SOURCE MATERIAL —
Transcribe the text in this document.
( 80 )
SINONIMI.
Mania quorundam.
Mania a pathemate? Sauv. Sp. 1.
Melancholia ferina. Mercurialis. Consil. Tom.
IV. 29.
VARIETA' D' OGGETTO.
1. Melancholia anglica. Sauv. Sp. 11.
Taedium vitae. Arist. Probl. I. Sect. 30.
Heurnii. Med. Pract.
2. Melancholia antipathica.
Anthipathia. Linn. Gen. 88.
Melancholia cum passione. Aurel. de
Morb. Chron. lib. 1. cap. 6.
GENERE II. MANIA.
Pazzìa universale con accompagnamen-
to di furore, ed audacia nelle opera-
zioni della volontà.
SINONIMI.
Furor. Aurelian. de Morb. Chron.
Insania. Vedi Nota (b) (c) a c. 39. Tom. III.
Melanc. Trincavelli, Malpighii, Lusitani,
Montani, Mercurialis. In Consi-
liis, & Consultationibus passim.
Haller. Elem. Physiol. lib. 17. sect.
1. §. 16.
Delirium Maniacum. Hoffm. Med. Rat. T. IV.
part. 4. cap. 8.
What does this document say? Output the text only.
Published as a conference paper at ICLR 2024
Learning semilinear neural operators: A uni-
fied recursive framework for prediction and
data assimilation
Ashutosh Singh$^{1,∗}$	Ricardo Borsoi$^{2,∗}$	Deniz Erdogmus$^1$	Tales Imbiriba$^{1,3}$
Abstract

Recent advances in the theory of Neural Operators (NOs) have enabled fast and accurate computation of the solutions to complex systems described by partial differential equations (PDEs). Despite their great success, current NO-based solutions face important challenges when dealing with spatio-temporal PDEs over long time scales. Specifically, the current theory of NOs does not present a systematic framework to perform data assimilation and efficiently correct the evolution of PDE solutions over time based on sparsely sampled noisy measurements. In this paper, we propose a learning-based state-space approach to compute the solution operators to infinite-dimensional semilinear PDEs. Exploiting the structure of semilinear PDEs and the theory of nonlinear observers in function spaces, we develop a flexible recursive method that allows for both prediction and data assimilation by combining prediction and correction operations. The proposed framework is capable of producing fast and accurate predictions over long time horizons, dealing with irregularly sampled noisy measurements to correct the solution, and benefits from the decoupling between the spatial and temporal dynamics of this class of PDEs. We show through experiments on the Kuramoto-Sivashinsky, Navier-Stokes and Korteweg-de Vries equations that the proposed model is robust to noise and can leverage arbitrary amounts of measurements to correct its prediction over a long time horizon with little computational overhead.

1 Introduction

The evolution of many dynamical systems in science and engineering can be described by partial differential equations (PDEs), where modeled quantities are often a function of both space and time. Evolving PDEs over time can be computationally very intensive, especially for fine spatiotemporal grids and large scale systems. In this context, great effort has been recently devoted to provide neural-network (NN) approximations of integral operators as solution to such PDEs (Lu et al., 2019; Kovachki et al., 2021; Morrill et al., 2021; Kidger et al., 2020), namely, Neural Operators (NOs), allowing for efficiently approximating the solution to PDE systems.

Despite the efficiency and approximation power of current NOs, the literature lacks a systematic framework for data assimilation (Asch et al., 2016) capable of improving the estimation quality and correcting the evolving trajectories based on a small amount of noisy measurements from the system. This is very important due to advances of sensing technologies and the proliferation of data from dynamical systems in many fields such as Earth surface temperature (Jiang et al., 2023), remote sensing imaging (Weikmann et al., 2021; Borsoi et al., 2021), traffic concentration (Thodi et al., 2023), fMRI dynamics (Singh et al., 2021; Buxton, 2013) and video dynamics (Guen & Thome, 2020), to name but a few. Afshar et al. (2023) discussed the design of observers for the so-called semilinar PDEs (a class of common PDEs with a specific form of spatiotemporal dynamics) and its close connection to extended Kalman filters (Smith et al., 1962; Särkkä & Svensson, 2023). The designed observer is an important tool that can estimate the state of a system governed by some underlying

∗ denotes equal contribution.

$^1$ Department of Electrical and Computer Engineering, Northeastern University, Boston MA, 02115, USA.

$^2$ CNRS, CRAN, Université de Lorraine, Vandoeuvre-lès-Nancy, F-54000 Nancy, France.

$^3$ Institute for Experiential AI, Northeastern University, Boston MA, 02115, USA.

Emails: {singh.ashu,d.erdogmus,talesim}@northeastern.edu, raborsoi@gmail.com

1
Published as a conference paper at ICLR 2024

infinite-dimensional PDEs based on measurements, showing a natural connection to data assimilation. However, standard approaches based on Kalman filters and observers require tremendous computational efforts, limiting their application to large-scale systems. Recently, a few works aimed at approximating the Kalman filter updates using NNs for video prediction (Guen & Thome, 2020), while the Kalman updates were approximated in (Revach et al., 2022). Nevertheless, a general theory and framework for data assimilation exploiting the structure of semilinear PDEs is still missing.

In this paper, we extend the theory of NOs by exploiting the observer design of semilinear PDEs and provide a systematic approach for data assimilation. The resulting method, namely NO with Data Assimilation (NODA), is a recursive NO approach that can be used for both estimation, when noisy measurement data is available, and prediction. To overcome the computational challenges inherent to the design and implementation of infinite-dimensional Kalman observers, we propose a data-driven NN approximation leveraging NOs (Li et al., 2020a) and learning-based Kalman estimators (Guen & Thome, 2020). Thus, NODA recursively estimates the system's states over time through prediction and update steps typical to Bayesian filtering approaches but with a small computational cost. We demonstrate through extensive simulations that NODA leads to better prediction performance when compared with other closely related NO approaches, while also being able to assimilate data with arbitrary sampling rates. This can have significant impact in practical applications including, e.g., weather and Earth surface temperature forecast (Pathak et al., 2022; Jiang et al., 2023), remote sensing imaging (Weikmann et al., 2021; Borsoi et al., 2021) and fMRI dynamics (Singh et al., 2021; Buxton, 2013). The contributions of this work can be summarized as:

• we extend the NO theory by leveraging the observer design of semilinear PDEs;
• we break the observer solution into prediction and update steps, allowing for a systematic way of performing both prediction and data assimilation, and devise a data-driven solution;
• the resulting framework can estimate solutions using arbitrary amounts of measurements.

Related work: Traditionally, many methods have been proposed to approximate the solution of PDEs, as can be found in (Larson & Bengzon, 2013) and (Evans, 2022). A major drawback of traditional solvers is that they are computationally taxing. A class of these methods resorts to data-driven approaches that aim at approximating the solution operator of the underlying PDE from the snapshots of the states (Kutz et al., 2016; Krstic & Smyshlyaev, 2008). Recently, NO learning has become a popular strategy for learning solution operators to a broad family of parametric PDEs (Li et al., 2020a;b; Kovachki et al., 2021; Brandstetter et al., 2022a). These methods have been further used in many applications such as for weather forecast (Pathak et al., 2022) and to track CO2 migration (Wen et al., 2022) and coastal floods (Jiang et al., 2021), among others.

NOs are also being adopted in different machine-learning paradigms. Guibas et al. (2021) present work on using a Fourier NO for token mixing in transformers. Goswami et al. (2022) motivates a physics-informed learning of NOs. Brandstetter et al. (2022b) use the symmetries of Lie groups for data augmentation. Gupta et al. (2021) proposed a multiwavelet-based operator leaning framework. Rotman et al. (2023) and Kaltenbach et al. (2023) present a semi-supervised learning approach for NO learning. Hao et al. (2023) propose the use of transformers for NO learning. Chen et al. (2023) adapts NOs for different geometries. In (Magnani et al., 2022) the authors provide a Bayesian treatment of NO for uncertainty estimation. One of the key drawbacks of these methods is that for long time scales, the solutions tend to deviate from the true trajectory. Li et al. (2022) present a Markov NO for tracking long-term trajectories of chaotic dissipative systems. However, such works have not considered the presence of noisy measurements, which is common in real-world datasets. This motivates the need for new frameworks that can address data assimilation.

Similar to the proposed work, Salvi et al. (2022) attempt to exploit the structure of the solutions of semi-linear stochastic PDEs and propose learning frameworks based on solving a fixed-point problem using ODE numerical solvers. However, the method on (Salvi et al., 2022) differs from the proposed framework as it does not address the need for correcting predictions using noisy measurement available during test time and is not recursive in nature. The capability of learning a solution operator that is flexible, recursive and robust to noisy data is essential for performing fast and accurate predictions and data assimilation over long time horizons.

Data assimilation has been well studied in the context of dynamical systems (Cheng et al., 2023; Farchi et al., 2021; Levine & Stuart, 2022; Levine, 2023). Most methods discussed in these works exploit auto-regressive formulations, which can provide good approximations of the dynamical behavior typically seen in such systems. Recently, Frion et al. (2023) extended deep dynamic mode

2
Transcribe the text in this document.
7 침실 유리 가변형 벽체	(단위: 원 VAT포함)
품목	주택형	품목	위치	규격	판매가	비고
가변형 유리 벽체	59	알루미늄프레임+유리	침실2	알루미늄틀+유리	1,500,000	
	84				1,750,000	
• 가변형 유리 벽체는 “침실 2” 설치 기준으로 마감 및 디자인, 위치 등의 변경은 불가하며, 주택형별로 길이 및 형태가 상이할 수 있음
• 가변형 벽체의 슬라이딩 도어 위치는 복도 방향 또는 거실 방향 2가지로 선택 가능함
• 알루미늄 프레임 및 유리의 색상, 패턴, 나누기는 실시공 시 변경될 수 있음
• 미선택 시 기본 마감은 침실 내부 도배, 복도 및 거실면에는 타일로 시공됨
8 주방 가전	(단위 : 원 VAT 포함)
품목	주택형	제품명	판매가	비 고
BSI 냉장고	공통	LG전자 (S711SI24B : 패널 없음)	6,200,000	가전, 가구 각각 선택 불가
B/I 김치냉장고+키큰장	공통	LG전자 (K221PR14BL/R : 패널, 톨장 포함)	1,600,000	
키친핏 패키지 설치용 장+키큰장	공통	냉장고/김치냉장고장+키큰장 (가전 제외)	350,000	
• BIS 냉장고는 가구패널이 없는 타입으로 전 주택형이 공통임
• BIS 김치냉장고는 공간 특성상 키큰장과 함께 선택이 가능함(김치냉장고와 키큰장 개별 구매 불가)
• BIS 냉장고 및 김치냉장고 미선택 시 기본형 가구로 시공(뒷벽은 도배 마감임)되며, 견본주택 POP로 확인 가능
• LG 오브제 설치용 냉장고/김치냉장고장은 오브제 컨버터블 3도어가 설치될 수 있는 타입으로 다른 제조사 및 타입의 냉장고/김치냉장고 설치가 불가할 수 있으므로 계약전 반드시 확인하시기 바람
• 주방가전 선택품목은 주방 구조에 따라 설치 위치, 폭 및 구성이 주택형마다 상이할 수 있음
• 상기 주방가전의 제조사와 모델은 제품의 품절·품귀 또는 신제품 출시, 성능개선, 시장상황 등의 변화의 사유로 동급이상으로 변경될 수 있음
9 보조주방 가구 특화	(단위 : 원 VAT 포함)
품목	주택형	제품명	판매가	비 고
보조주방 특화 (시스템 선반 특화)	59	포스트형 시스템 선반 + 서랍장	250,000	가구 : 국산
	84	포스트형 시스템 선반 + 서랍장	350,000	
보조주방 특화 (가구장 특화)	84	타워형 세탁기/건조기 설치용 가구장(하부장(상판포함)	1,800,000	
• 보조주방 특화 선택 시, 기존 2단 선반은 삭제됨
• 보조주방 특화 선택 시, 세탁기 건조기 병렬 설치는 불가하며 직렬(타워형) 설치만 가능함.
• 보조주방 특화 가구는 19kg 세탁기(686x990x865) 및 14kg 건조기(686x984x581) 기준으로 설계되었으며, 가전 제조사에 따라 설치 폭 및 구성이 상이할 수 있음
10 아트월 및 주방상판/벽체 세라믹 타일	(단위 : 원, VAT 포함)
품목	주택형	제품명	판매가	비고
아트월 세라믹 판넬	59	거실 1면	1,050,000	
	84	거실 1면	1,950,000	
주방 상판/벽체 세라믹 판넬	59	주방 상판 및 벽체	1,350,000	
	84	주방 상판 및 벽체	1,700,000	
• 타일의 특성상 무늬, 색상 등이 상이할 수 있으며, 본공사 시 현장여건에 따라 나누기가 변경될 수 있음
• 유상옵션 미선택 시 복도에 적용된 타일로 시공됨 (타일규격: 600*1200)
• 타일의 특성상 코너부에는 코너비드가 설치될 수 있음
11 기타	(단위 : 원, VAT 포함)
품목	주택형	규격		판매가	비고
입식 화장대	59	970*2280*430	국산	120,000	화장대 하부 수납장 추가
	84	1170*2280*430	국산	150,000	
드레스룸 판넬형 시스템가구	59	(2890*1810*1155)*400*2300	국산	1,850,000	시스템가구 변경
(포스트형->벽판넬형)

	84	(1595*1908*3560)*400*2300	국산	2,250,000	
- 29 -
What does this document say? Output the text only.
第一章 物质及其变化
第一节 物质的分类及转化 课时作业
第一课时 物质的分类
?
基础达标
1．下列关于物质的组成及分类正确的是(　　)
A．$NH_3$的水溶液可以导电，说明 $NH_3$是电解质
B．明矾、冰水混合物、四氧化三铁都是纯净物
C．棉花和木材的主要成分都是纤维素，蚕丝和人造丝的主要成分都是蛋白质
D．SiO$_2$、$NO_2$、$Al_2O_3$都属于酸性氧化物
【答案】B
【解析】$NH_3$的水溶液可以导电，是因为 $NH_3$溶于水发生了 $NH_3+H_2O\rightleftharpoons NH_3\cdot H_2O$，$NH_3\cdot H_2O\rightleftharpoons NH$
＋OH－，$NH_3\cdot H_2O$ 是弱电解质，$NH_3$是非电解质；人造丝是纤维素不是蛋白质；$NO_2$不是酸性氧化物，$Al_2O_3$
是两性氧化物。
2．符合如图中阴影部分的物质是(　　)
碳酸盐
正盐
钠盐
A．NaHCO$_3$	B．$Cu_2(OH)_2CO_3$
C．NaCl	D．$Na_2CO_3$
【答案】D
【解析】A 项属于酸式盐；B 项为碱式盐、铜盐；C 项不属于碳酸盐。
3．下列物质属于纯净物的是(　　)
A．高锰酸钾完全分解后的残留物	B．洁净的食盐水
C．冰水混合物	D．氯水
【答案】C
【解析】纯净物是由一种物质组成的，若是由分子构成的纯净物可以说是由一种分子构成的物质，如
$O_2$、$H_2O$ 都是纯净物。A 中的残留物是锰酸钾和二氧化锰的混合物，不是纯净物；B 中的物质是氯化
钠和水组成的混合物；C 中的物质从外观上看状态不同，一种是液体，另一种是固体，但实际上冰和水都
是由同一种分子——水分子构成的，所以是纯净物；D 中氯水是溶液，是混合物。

WRITTEN REQUEST — From the entries above, select each line containing the string "performing".

SOLUTION BELOW —
• we break the observer solution into prediction and update steps, allowing for a systematic way of performing both prediction and data assimilation, and devise a data-driven solution;
Similar to the proposed work, Salvi et al. (2022) attempt to exploit the structure of the solutions of semi-linear stochastic PDEs and propose learning frameworks based on solving a fixed-point problem using ODE numerical solvers. However, the method on (Salvi et al., 2022) differs from the proposed framework as it does not address the need for correcting predictions using noisy measurement available during test time and is not recursive in nature. The capability of learning a solution operator that is flexible, recursive and robust to noisy data is essential for performing fast and accurate predictions and data assimilation over long time horizons.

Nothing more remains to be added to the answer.